— Task brief —
List each line of the data in which the string "JSON" appears.
---------- The input ----------
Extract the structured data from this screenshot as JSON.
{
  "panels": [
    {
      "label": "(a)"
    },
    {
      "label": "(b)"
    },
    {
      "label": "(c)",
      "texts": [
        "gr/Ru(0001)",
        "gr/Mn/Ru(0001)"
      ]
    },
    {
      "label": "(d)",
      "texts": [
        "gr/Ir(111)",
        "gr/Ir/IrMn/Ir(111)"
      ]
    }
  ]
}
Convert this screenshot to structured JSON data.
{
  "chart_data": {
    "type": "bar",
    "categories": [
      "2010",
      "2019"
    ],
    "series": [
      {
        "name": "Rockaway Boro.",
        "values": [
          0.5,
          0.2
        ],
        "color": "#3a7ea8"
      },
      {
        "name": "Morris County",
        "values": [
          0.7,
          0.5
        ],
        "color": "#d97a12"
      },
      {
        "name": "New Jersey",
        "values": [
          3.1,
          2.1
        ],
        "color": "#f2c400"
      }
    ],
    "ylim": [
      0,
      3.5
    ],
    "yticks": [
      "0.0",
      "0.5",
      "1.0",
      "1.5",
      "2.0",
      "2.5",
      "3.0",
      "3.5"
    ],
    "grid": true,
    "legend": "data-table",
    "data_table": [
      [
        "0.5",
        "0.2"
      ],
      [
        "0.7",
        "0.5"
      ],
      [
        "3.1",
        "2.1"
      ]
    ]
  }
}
----------
---------- The input ----------
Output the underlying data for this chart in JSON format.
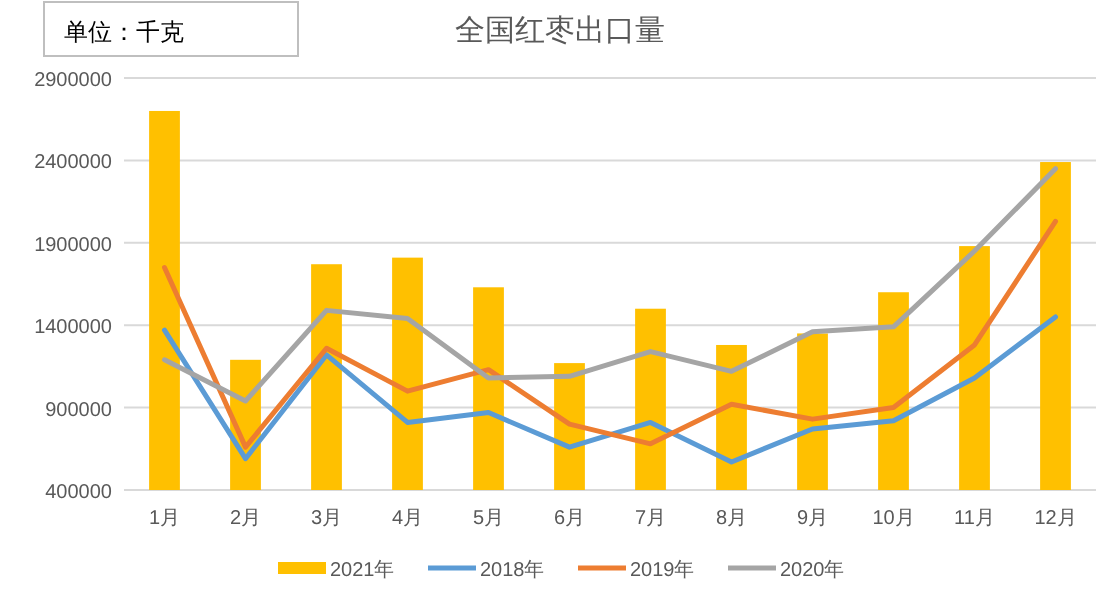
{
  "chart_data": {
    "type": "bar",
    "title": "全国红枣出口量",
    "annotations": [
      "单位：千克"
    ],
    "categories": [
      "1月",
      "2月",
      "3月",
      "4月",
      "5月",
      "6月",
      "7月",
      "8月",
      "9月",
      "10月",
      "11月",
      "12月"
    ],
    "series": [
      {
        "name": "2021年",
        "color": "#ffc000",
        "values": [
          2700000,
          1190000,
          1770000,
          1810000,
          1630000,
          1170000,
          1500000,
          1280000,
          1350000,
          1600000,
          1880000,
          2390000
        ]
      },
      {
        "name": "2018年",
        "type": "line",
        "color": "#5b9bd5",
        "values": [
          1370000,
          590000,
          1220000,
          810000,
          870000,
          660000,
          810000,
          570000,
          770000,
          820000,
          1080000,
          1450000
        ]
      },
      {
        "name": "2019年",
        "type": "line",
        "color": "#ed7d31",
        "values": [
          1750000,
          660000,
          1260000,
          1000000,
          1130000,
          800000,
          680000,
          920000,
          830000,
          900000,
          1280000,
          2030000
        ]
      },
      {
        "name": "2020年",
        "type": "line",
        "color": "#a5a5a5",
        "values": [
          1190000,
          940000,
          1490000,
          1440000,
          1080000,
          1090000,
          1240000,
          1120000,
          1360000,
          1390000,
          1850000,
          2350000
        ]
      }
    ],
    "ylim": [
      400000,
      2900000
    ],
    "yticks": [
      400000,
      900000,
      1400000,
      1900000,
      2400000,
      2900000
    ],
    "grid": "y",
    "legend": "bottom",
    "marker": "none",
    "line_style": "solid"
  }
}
----------
— Written response —
Extract the structured data from this screenshot as JSON.
Convert this screenshot to structured JSON data.
Output the underlying data for this chart in JSON format.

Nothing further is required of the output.